▶ **Source records**:
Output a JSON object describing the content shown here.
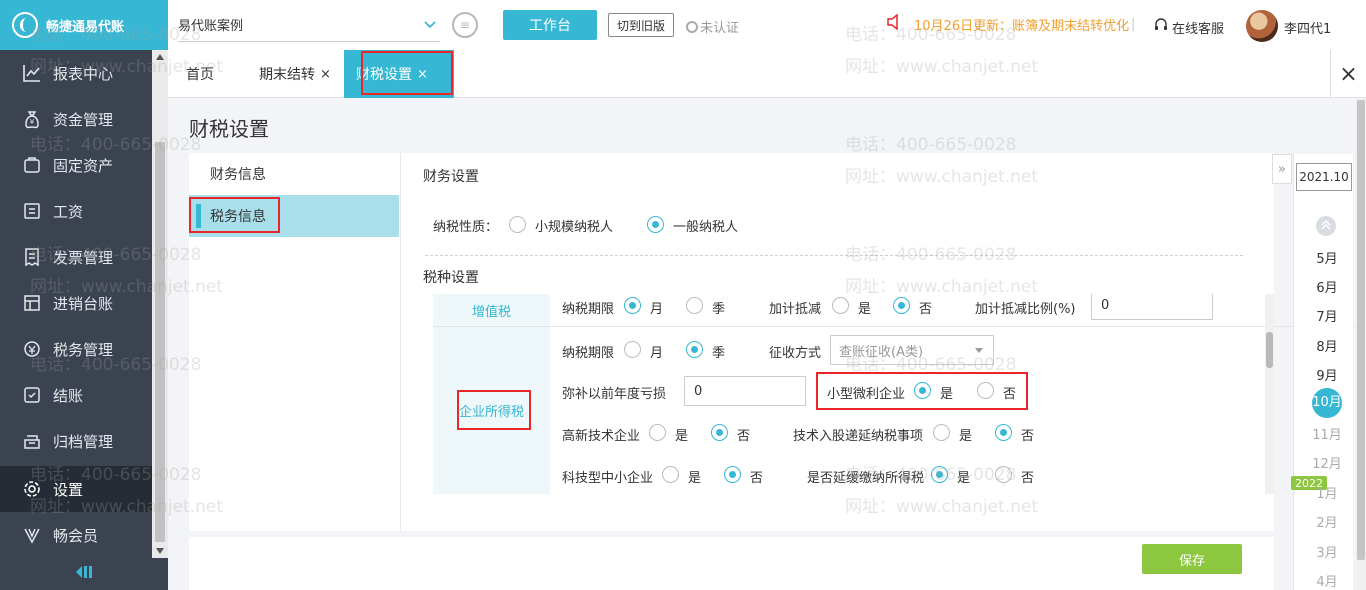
{
  "brand": {
    "name": "畅捷通易代账"
  },
  "sidebar": {
    "items": [
      {
        "label": "报表中心",
        "icon": "chart-icon"
      },
      {
        "label": "资金管理",
        "icon": "money-bag-icon"
      },
      {
        "label": "固定资产",
        "icon": "asset-icon"
      },
      {
        "label": "工资",
        "icon": "wallet-icon"
      },
      {
        "label": "发票管理",
        "icon": "invoice-icon"
      },
      {
        "label": "进销台账",
        "icon": "ledger-icon"
      },
      {
        "label": "税务管理",
        "icon": "tax-icon"
      },
      {
        "label": "结账",
        "icon": "checkout-icon"
      },
      {
        "label": "归档管理",
        "icon": "archive-icon"
      },
      {
        "label": "设置",
        "icon": "gear-icon"
      },
      {
        "label": "畅会员",
        "icon": "vip-icon"
      }
    ],
    "active_index": 9
  },
  "header": {
    "company": "易代账案例",
    "workbench": "工作台",
    "old_version": "切到旧版",
    "certification": "未认证",
    "notice": "10月26日更新：账簿及期末结转优化",
    "service": "在线客服",
    "user": "李四代1"
  },
  "tabs": [
    {
      "label": "首页",
      "closable": false
    },
    {
      "label": "期末结转",
      "closable": true
    },
    {
      "label": "财税设置",
      "closable": true,
      "active": true
    }
  ],
  "page": {
    "title": "财税设置",
    "subnav": [
      "财务信息",
      "税务信息"
    ],
    "subnav_active": 1
  },
  "finance": {
    "section_title": "财务设置",
    "taxpayer_label": "纳税性质：",
    "taxpayer_options": [
      "小规模纳税人",
      "一般纳税人"
    ],
    "taxpayer_selected": 1
  },
  "tax_section_title": "税种设置",
  "vat": {
    "name": "增值税",
    "period_label": "纳税期限",
    "period_options": [
      "月",
      "季"
    ],
    "period_selected": 0,
    "deduct_label": "加计抵减",
    "deduct_options": [
      "是",
      "否"
    ],
    "deduct_selected": 1,
    "ratio_label": "加计抵减比例(%)",
    "ratio_value": "0"
  },
  "cit": {
    "name": "企业所得税",
    "period_label": "纳税期限",
    "period_options": [
      "月",
      "季"
    ],
    "period_selected": 1,
    "method_label": "征收方式",
    "method_value": "查账征收(A类)",
    "loss_label": "弥补以前年度亏损",
    "loss_value": "0",
    "small_label": "小型微利企业",
    "small_options": [
      "是",
      "否"
    ],
    "small_selected": 0,
    "hitech_label": "高新技术企业",
    "hitech_options": [
      "是",
      "否"
    ],
    "hitech_selected": 1,
    "tech_equity_label": "技术入股递延纳税事项",
    "tech_equity_options": [
      "是",
      "否"
    ],
    "tech_equity_selected": 1,
    "sme_label": "科技型中小企业",
    "sme_options": [
      "是",
      "否"
    ],
    "sme_selected": 1,
    "defer_label": "是否延缓缴纳所得税",
    "defer_options": [
      "是",
      "否"
    ],
    "defer_selected": 0
  },
  "save_label": "保存",
  "period": {
    "current": "2021.10",
    "months": [
      "5月",
      "6月",
      "7月",
      "8月",
      "9月",
      "10月",
      "11月",
      "12月",
      "1月",
      "2月",
      "3月",
      "4月"
    ],
    "current_index": 5,
    "year_badge": "2022"
  },
  "watermark": {
    "phone": "电话：400-665-0028",
    "site": "网址：www.chanjet.net"
  },
  "colors": {
    "accent": "#36b7d4",
    "sidebar": "#3b4351",
    "save": "#8dc63f",
    "notice": "#f0a030",
    "highlight": "#e8262b"
  }
}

▶ **Task goal**: Copy out each line exactly, without the pictures.

▶ **Reply to the exercise**:
Output a JSON object describing the content shown here.
{
  "brand": {
    "name": "畅捷通易代账"
  },
  "sidebar": {
    "items": [
      {
        "label": "报表中心",
        "icon": "chart-icon"
      },
      {
        "label": "资金管理",
        "icon": "money-bag-icon"
      },
      {
        "label": "固定资产",
        "icon": "asset-icon"
      },
      {
        "label": "工资",
        "icon": "wallet-icon"
      },
      {
        "label": "发票管理",
        "icon": "invoice-icon"
      },
      {
        "label": "进销台账",
        "icon": "ledger-icon"
      },
      {
        "label": "税务管理",
        "icon": "tax-icon"
      },
      {
        "label": "结账",
        "icon": "checkout-icon"
      },
      {
        "label": "归档管理",
        "icon": "archive-icon"
      },
      {
        "label": "设置",
        "icon": "gear-icon"
      },
      {
        "label": "畅会员",
        "icon": "vip-icon"
      }
    ],
    "active_index": 9
  },
  "header": {
    "company": "易代账案例",
    "workbench": "工作台",
    "old_version": "切到旧版",
    "certification": "未认证",
    "notice": "10月26日更新：账簿及期末结转优化",
    "service": "在线客服",
    "user": "李四代1"
  },
  "tabs": [
    {
      "label": "首页",
      "closable": false
    },
    {
      "label": "期末结转",
      "closable": true
    },
    {
      "label": "财税设置",
      "closable": true,
      "active": true
    }
  ],
  "page": {
    "title": "财税设置",
    "subnav": [
      "财务信息",
      "税务信息"
    ],
    "subnav_active": 1
  },
  "finance": {
    "section_title": "财务设置",
    "taxpayer_label": "纳税性质：",
    "taxpayer_options": [
      "小规模纳税人",
      "一般纳税人"
    ],
    "taxpayer_selected": 1
  },
  "tax_section_title": "税种设置",
  "vat": {
    "name": "增值税",
    "period_label": "纳税期限",
    "period_options": [
      "月",
      "季"
    ],
    "period_selected": 0,
    "deduct_label": "加计抵减",
    "deduct_options": [
      "是",
      "否"
    ],
    "deduct_selected": 1,
    "ratio_label": "加计抵减比例(%)",
    "ratio_value": "0"
  },
  "cit": {
    "name": "企业所得税",
    "period_label": "纳税期限",
    "period_options": [
      "月",
      "季"
    ],
    "period_selected": 1,
    "method_label": "征收方式",
    "method_value": "查账征收(A类)",
    "loss_label": "弥补以前年度亏损",
    "loss_value": "0",
    "small_label": "小型微利企业",
    "small_options": [
      "是",
      "否"
    ],
    "small_selected": 0,
    "hitech_label": "高新技术企业",
    "hitech_options": [
      "是",
      "否"
    ],
    "hitech_selected": 1,
    "tech_equity_label": "技术入股递延纳税事项",
    "tech_equity_options": [
      "是",
      "否"
    ],
    "tech_equity_selected": 1,
    "sme_label": "科技型中小企业",
    "sme_options": [
      "是",
      "否"
    ],
    "sme_selected": 1,
    "defer_label": "是否延缓缴纳所得税",
    "defer_options": [
      "是",
      "否"
    ],
    "defer_selected": 0
  },
  "save_label": "保存",
  "period": {
    "current": "2021.10",
    "months": [
      "5月",
      "6月",
      "7月",
      "8月",
      "9月",
      "10月",
      "11月",
      "12月",
      "1月",
      "2月",
      "3月",
      "4月"
    ],
    "current_index": 5,
    "year_badge": "2022"
  },
  "watermark": {
    "phone": "电话：400-665-0028",
    "site": "网址：www.chanjet.net"
  },
  "colors": {
    "accent": "#36b7d4",
    "sidebar": "#3b4351",
    "save": "#8dc63f",
    "notice": "#f0a030",
    "highlight": "#e8262b"
  }
}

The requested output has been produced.